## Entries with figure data
:::

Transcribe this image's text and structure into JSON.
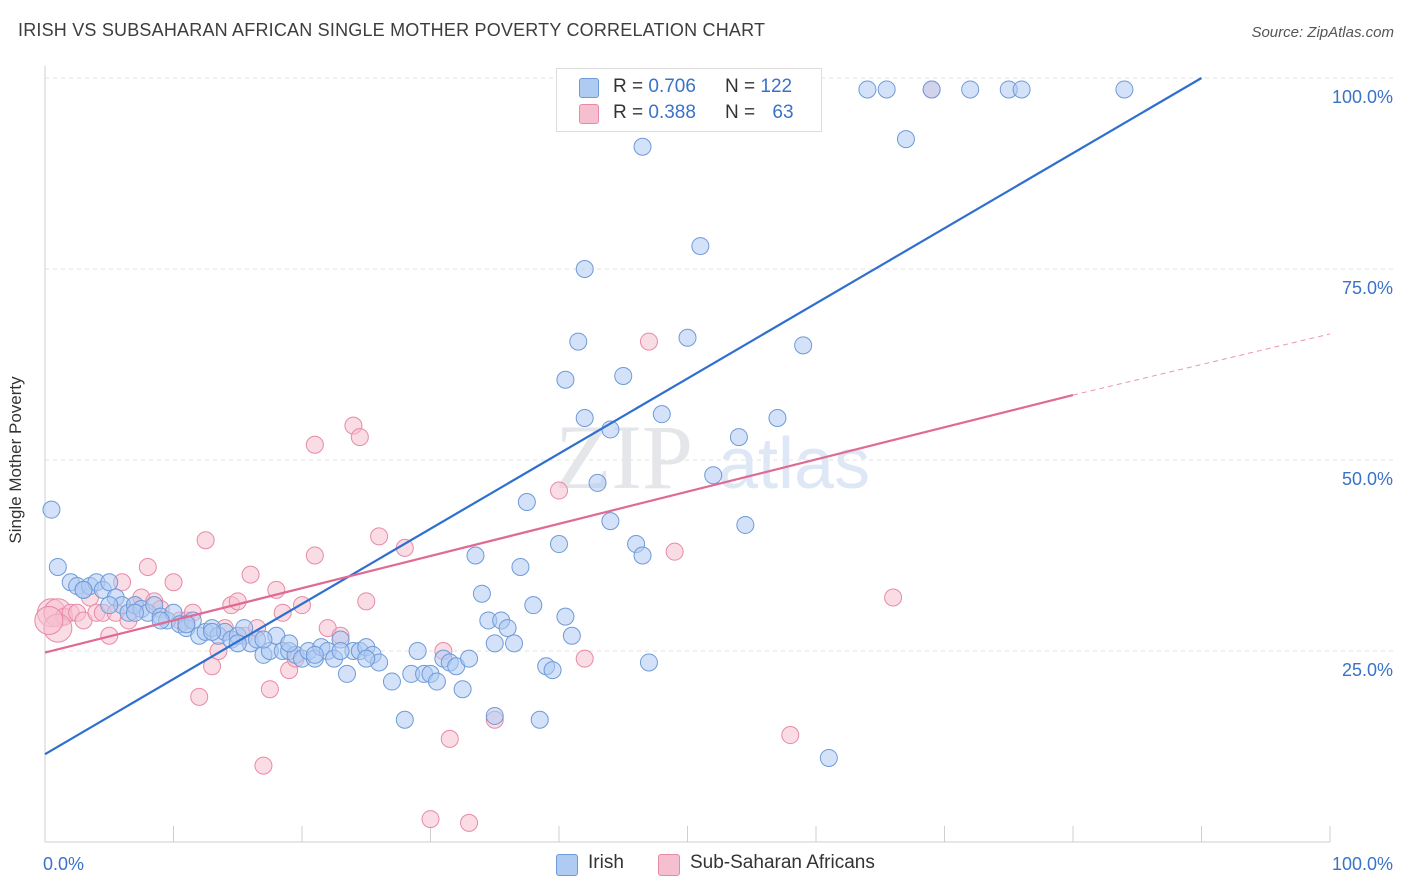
{
  "header": {
    "title": "IRISH VS SUBSAHARAN AFRICAN SINGLE MOTHER POVERTY CORRELATION CHART",
    "source": "Source: ZipAtlas.com"
  },
  "watermark": {
    "zip": "ZIP",
    "atlas": "atlas"
  },
  "legend_top": {
    "rows": [
      {
        "r_label": "R = ",
        "r_value": "0.706",
        "n_label": "N = ",
        "n_value": "122"
      },
      {
        "r_label": "R = ",
        "r_value": "0.388",
        "n_label": "N = ",
        "n_value": "63"
      }
    ]
  },
  "legend_bottom": {
    "items": [
      "Irish",
      "Sub-Saharan Africans"
    ]
  },
  "colors": {
    "irish_fill": "#aecbf2",
    "irish_stroke": "#6f9ad8",
    "irish_line": "#2f6fcf",
    "ssa_fill": "#f6bfd0",
    "ssa_stroke": "#e88aa8",
    "ssa_line": "#e06a94",
    "value_text": "#3a72c8"
  },
  "chart_data": {
    "type": "scatter",
    "title": "IRISH VS SUBSAHARAN AFRICAN SINGLE MOTHER POVERTY CORRELATION CHART",
    "xlabel": "",
    "ylabel": "Single Mother Poverty",
    "xlim": [
      0,
      100
    ],
    "ylim": [
      0,
      100
    ],
    "x_tick_labels": [
      "0.0%",
      "100.0%"
    ],
    "y_tick_labels": [
      "25.0%",
      "50.0%",
      "75.0%",
      "100.0%"
    ],
    "y_ticks": [
      25,
      50,
      75,
      100
    ],
    "grid": true,
    "legend_position": "top-center",
    "series": [
      {
        "name": "Irish",
        "R": 0.706,
        "N": 122,
        "trend": {
          "x": [
            0,
            90
          ],
          "y": [
            11.5,
            100
          ]
        },
        "points": [
          [
            0.5,
            43.5
          ],
          [
            1,
            36
          ],
          [
            2,
            34
          ],
          [
            2.5,
            33.5
          ],
          [
            3,
            33
          ],
          [
            3.5,
            33.5
          ],
          [
            4,
            34
          ],
          [
            4.5,
            33
          ],
          [
            5,
            34
          ],
          [
            5.5,
            32
          ],
          [
            6,
            31
          ],
          [
            6.5,
            30
          ],
          [
            7,
            31
          ],
          [
            7.5,
            30.5
          ],
          [
            8,
            30
          ],
          [
            8.5,
            31
          ],
          [
            9,
            29.5
          ],
          [
            9.5,
            29
          ],
          [
            10,
            30
          ],
          [
            10.5,
            28.5
          ],
          [
            11,
            28
          ],
          [
            11.5,
            29
          ],
          [
            12,
            27
          ],
          [
            12.5,
            27.5
          ],
          [
            13,
            28
          ],
          [
            13.5,
            27
          ],
          [
            14,
            27.5
          ],
          [
            14.5,
            26.5
          ],
          [
            15,
            27
          ],
          [
            15.5,
            28
          ],
          [
            16,
            26
          ],
          [
            16.5,
            26.5
          ],
          [
            17,
            24.5
          ],
          [
            17.5,
            25
          ],
          [
            18,
            27
          ],
          [
            18.5,
            25
          ],
          [
            19,
            25
          ],
          [
            19.5,
            24.5
          ],
          [
            20,
            24
          ],
          [
            20.5,
            25
          ],
          [
            21,
            24
          ],
          [
            21.5,
            25.5
          ],
          [
            22,
            25
          ],
          [
            22.5,
            24
          ],
          [
            23,
            26.5
          ],
          [
            23.5,
            22
          ],
          [
            24,
            25
          ],
          [
            24.5,
            25
          ],
          [
            25,
            25.5
          ],
          [
            25.5,
            24.5
          ],
          [
            26,
            23.5
          ],
          [
            27,
            21
          ],
          [
            28,
            16
          ],
          [
            28.5,
            22
          ],
          [
            29,
            25
          ],
          [
            29.5,
            22
          ],
          [
            30,
            22
          ],
          [
            30.5,
            21
          ],
          [
            31,
            24
          ],
          [
            31.5,
            23.5
          ],
          [
            32,
            23
          ],
          [
            33,
            24
          ],
          [
            32.5,
            20
          ],
          [
            33.5,
            37.5
          ],
          [
            34,
            32.5
          ],
          [
            34.5,
            29
          ],
          [
            35,
            26
          ],
          [
            35.5,
            29
          ],
          [
            35,
            16.5
          ],
          [
            36,
            28
          ],
          [
            36.5,
            26
          ],
          [
            37,
            36
          ],
          [
            37.5,
            44.5
          ],
          [
            38,
            31
          ],
          [
            38.5,
            16
          ],
          [
            39,
            23
          ],
          [
            39.5,
            22.5
          ],
          [
            40,
            39
          ],
          [
            40.5,
            29.5
          ],
          [
            41,
            27
          ],
          [
            40.5,
            60.5
          ],
          [
            41.5,
            65.5
          ],
          [
            42,
            55.5
          ],
          [
            42,
            75
          ],
          [
            43,
            47
          ],
          [
            44,
            42
          ],
          [
            44,
            54
          ],
          [
            45,
            61
          ],
          [
            46,
            39
          ],
          [
            46.5,
            91
          ],
          [
            46.5,
            37.5
          ],
          [
            47,
            23.5
          ],
          [
            48,
            56
          ],
          [
            50,
            66
          ],
          [
            51,
            78
          ],
          [
            52,
            48
          ],
          [
            54,
            53
          ],
          [
            54,
            98.5
          ],
          [
            54.5,
            41.5
          ],
          [
            57,
            55.5
          ],
          [
            59,
            65
          ],
          [
            61,
            11
          ],
          [
            64,
            98.5
          ],
          [
            65.5,
            98.5
          ],
          [
            67,
            92
          ],
          [
            69,
            98.5
          ],
          [
            72,
            98.5
          ],
          [
            75,
            98.5
          ],
          [
            76,
            98.5
          ],
          [
            84,
            98.5
          ],
          [
            3,
            33
          ],
          [
            5,
            31
          ],
          [
            7,
            30
          ],
          [
            9,
            29
          ],
          [
            11,
            28.5
          ],
          [
            13,
            27.5
          ],
          [
            15,
            26
          ],
          [
            17,
            26.5
          ],
          [
            19,
            26
          ],
          [
            21,
            24.5
          ],
          [
            23,
            25
          ],
          [
            25,
            24
          ]
        ]
      },
      {
        "name": "Sub-Saharan Africans",
        "R": 0.388,
        "N": 63,
        "trend": {
          "x": [
            0,
            80
          ],
          "y": [
            24.8,
            58.5
          ]
        },
        "trend_dashed": {
          "x": [
            80,
            100
          ],
          "y": [
            58.5,
            66.5
          ]
        },
        "points": [
          [
            0.5,
            30
          ],
          [
            1,
            30
          ],
          [
            1.5,
            29.5
          ],
          [
            2,
            30
          ],
          [
            2.5,
            30
          ],
          [
            3,
            29
          ],
          [
            3.5,
            32
          ],
          [
            4,
            30
          ],
          [
            4.5,
            30
          ],
          [
            5,
            27
          ],
          [
            5.5,
            30
          ],
          [
            6,
            34
          ],
          [
            6.5,
            29
          ],
          [
            7,
            31
          ],
          [
            7.5,
            32
          ],
          [
            8,
            36
          ],
          [
            8.5,
            31.5
          ],
          [
            9,
            30.5
          ],
          [
            10,
            34
          ],
          [
            10.5,
            29
          ],
          [
            11,
            29
          ],
          [
            11.5,
            30
          ],
          [
            12,
            19
          ],
          [
            12.5,
            39.5
          ],
          [
            13,
            23
          ],
          [
            13.5,
            25
          ],
          [
            14,
            28
          ],
          [
            14.5,
            31
          ],
          [
            15,
            31.5
          ],
          [
            15.5,
            27
          ],
          [
            16,
            35
          ],
          [
            16.5,
            28
          ],
          [
            17,
            10
          ],
          [
            17.5,
            20
          ],
          [
            18,
            33
          ],
          [
            18.5,
            30
          ],
          [
            19,
            22.5
          ],
          [
            19.5,
            24
          ],
          [
            20,
            31
          ],
          [
            21,
            52
          ],
          [
            21,
            37.5
          ],
          [
            22,
            28
          ],
          [
            23,
            27
          ],
          [
            24,
            54.5
          ],
          [
            24.5,
            53
          ],
          [
            25,
            31.5
          ],
          [
            26,
            40
          ],
          [
            28,
            38.5
          ],
          [
            30,
            3
          ],
          [
            31,
            25
          ],
          [
            31.5,
            13.5
          ],
          [
            33,
            2.5
          ],
          [
            35,
            16
          ],
          [
            40,
            46
          ],
          [
            42,
            24
          ],
          [
            47,
            65.5
          ],
          [
            49,
            38
          ],
          [
            58,
            14
          ],
          [
            66,
            32
          ],
          [
            69,
            98.5
          ],
          [
            59,
            98.5
          ],
          [
            1,
            28
          ],
          [
            0.3,
            29
          ]
        ]
      }
    ]
  }
}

:::

## Task directions
Check every line of the records above for the string "name" and say how many contain it, giving the number alone.

## Solution for this task
2